- [Work to be completed]: Please name the replacement controller that Alan B bought, according to the mini mill controller thread below.

- [Excerpted passage]:
# # # #
# Mini Mill and Mini Lathe Motor Controller Upgrade



## Alan B (Dec 18, 2009)

I have a Mini Mill on my Grizzly G0516 lathe/mill. It uses the same controller as most other Mini-mills, and is a heavier duty version of the controller on most Mini-Lathes (as I understand it, I don't have one of those).

Mine went intermittent, racing to high RPM and tripping off. It is very mechanically sensitive, tapping on the box might make it work for a few minutes.

I tried to find the intermittent but was unsuccessful. Finally it went to a state where it rarely works long enough to be useful at all.

There are basically three choices. One is to secure a new one for about $150, get it repaired for about $50 or get a different controller. I decided to try the different controller upgrade and got a KBWD-16 for about $80.

The new controller is physically a bit smaller than the original and much better made. I mounted it to a 4x6 inch perf board with a terminal strip to make it compatible with the mill wiring in case I ever need to switch back.

A couple of days ago I fired it up and it works fine. I initally accidentally tested the stall by leaving the shaft lock in place. No problem.

Tonite I used the mill for drilling, milling and tapping and it seems smoother to me than it ever was before. It also has better low end torque for threading at low speed.

I have not completed mounting the controller, it will probably require a clearance hole for a large capacitor that will stick through the cover, or a deeper box extension. This is no problem on the Mill.

This would also potentially make a great upgrade for the Mini Lathe if it will fit mechanically (or be relocated).

There are adjustments on the board that have not been optimized for this configuration, so it can probably be improved further. But it is already more than acceptable.


----------



## wquiles (Dec 18, 2009)

That is great Alan - glad the new controller is working out better. Any pictures?


----------



## Alan B (Dec 18, 2009)

wquiles said:


> That is great Alan - glad the new controller is working out better. Any pictures?



They're still in the camera, Will. If there is enough interest I'll upload some in a few days.


----------



## Alan B (Dec 19, 2009)

Did a bit more work on the Mill controller install today.

Bored a 1.5" hole in the rear cover to allow the capacitor to stick out. The cover holds the board in place pretty well so I installed it and called it done for now.

Works great!


----------
# # # #
Image region annotations:
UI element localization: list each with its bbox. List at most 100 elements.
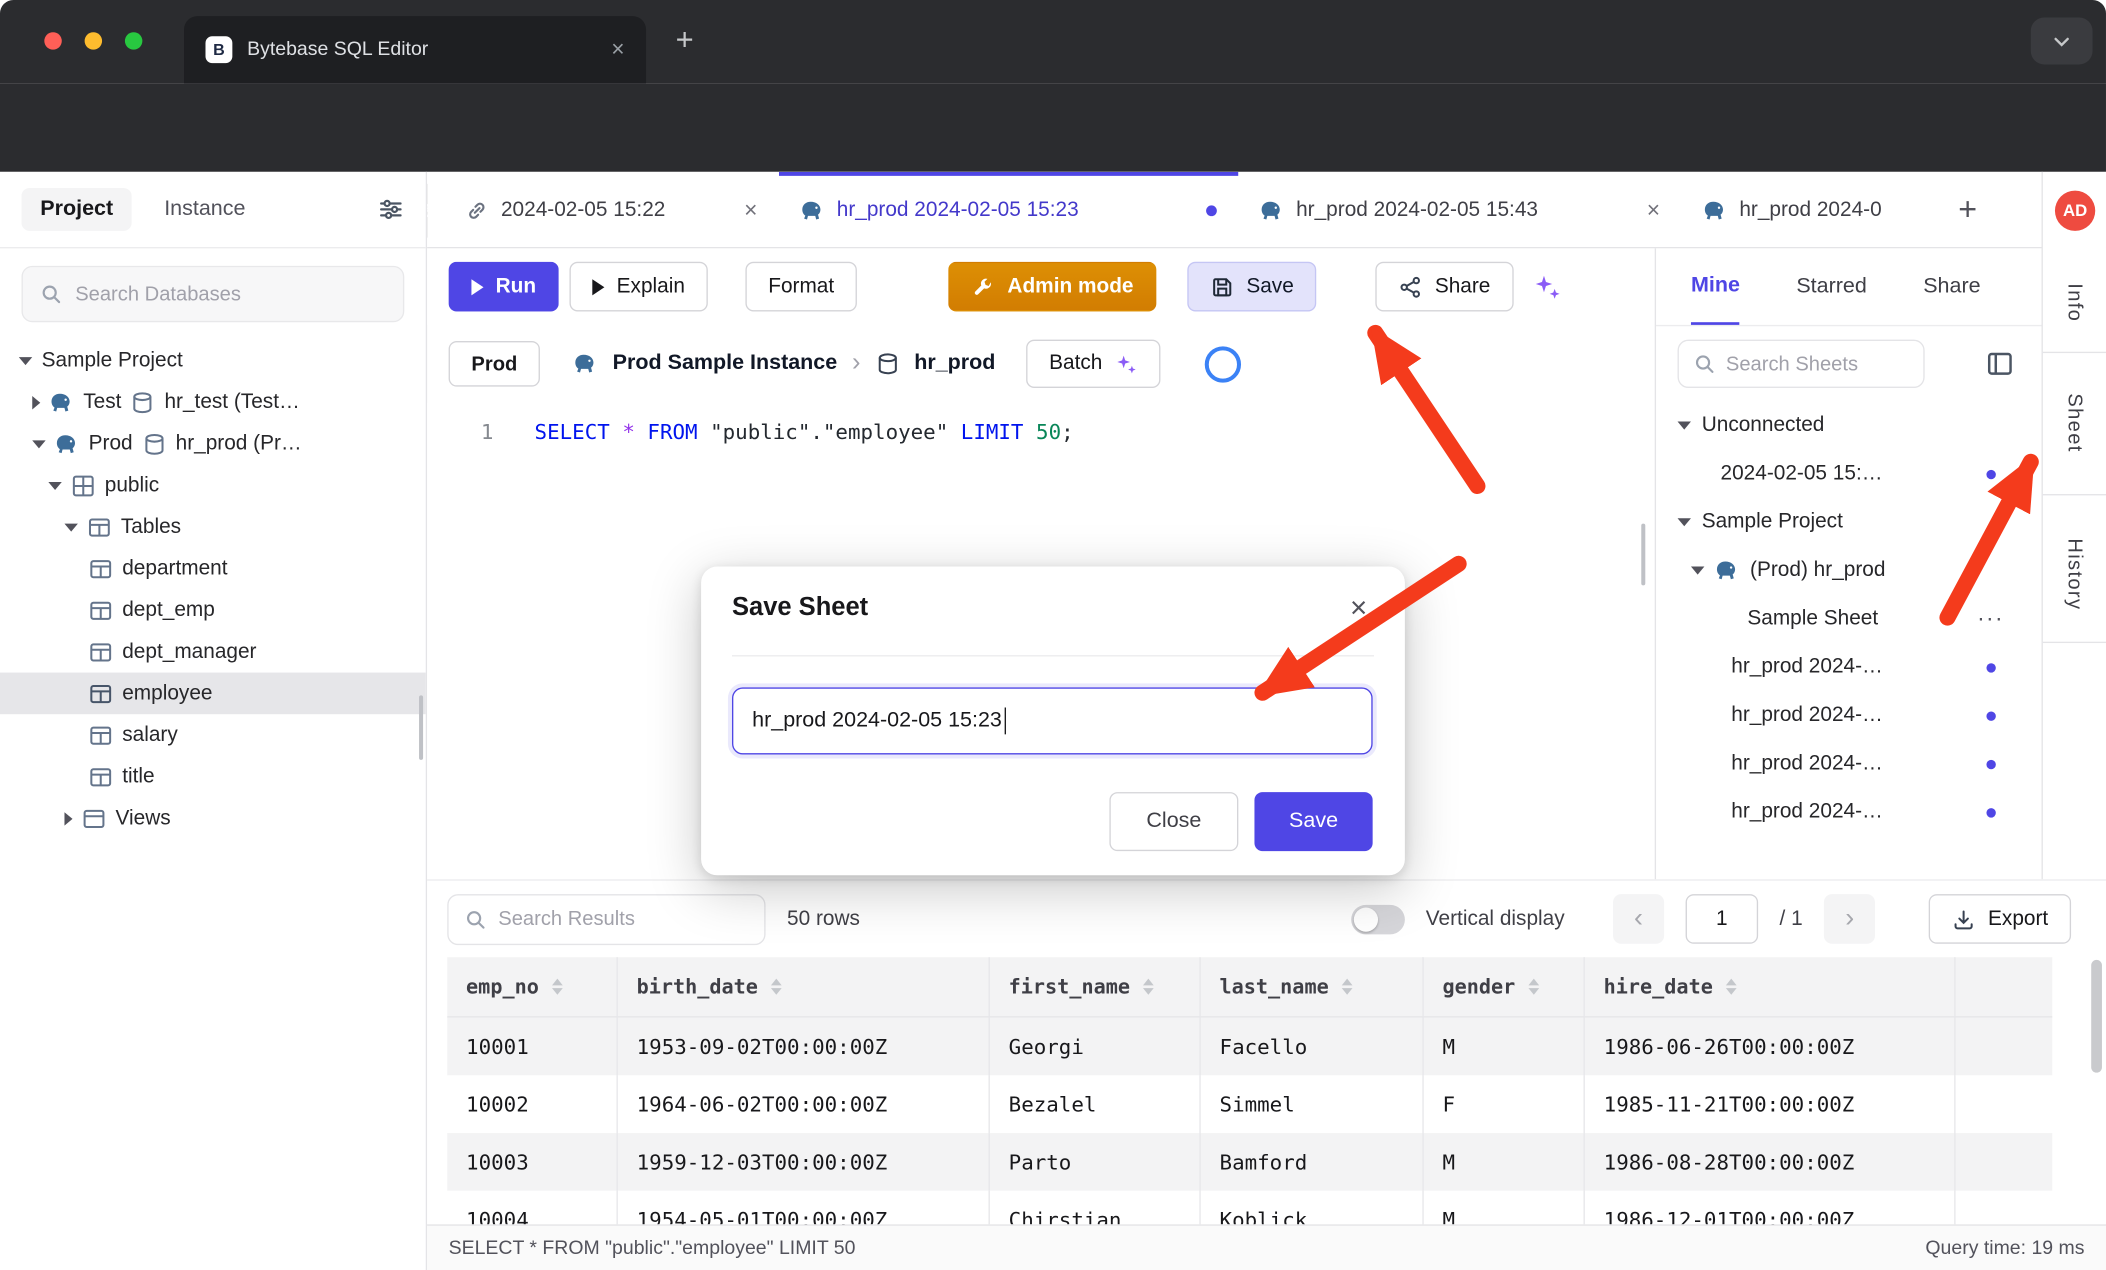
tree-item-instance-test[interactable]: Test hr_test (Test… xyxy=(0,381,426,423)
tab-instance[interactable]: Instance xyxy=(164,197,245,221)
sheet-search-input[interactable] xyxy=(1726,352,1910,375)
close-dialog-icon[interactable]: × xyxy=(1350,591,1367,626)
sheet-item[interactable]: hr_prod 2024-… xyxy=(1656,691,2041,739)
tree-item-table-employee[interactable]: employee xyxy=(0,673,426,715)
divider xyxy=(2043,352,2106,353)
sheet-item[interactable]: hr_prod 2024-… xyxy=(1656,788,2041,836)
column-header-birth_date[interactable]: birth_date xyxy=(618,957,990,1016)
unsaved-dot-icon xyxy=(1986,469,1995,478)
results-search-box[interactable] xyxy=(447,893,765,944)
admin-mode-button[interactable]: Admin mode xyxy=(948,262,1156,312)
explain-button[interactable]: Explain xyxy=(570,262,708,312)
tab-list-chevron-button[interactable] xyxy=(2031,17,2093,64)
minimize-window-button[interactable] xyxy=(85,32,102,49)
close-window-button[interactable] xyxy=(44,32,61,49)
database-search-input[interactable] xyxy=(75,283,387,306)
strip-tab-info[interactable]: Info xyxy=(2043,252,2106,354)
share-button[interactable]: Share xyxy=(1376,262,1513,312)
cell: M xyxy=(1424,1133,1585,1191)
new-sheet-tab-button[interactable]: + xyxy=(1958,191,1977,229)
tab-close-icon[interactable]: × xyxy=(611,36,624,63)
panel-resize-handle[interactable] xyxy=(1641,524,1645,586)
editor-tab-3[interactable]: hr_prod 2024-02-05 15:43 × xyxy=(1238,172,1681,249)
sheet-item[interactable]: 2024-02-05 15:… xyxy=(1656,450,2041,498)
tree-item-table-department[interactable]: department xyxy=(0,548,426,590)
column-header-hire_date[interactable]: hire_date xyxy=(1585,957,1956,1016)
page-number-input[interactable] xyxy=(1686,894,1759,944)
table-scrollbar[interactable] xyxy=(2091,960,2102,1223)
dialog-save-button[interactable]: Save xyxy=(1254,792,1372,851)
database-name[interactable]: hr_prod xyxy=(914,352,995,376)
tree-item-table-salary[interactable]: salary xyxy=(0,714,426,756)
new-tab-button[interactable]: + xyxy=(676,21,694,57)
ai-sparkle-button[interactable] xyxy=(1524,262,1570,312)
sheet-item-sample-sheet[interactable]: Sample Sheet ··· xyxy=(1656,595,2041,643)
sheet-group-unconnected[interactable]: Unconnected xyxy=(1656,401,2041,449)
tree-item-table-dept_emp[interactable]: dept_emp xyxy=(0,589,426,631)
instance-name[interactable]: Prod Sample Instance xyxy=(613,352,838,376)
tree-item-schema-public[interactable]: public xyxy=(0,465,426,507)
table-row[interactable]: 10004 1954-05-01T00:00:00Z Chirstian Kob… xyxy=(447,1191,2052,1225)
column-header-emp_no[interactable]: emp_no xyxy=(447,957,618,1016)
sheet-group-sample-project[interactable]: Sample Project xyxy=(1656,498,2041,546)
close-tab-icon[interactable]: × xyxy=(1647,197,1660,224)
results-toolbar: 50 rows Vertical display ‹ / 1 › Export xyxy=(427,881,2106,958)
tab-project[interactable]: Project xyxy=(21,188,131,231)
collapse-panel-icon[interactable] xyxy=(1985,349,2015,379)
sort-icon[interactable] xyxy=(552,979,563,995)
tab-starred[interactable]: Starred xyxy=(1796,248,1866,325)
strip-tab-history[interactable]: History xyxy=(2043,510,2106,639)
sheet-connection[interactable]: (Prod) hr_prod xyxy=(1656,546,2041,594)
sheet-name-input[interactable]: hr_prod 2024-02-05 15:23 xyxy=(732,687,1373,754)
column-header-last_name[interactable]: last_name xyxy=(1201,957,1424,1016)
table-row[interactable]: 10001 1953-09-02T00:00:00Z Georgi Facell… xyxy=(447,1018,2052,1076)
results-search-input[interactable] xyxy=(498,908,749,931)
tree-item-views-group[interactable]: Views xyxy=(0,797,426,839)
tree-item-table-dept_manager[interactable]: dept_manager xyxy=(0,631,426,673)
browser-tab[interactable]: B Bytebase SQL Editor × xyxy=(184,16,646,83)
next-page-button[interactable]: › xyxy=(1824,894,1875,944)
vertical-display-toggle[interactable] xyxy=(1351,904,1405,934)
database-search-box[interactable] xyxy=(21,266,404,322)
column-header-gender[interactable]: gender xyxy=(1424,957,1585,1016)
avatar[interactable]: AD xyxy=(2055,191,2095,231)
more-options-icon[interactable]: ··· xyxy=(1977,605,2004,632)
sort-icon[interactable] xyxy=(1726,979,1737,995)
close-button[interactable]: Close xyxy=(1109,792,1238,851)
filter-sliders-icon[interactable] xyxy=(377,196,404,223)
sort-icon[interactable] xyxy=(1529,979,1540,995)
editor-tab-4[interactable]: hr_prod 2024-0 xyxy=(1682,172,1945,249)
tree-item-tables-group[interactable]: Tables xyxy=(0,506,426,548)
# # # #
- [Full output]: A KBWD-16.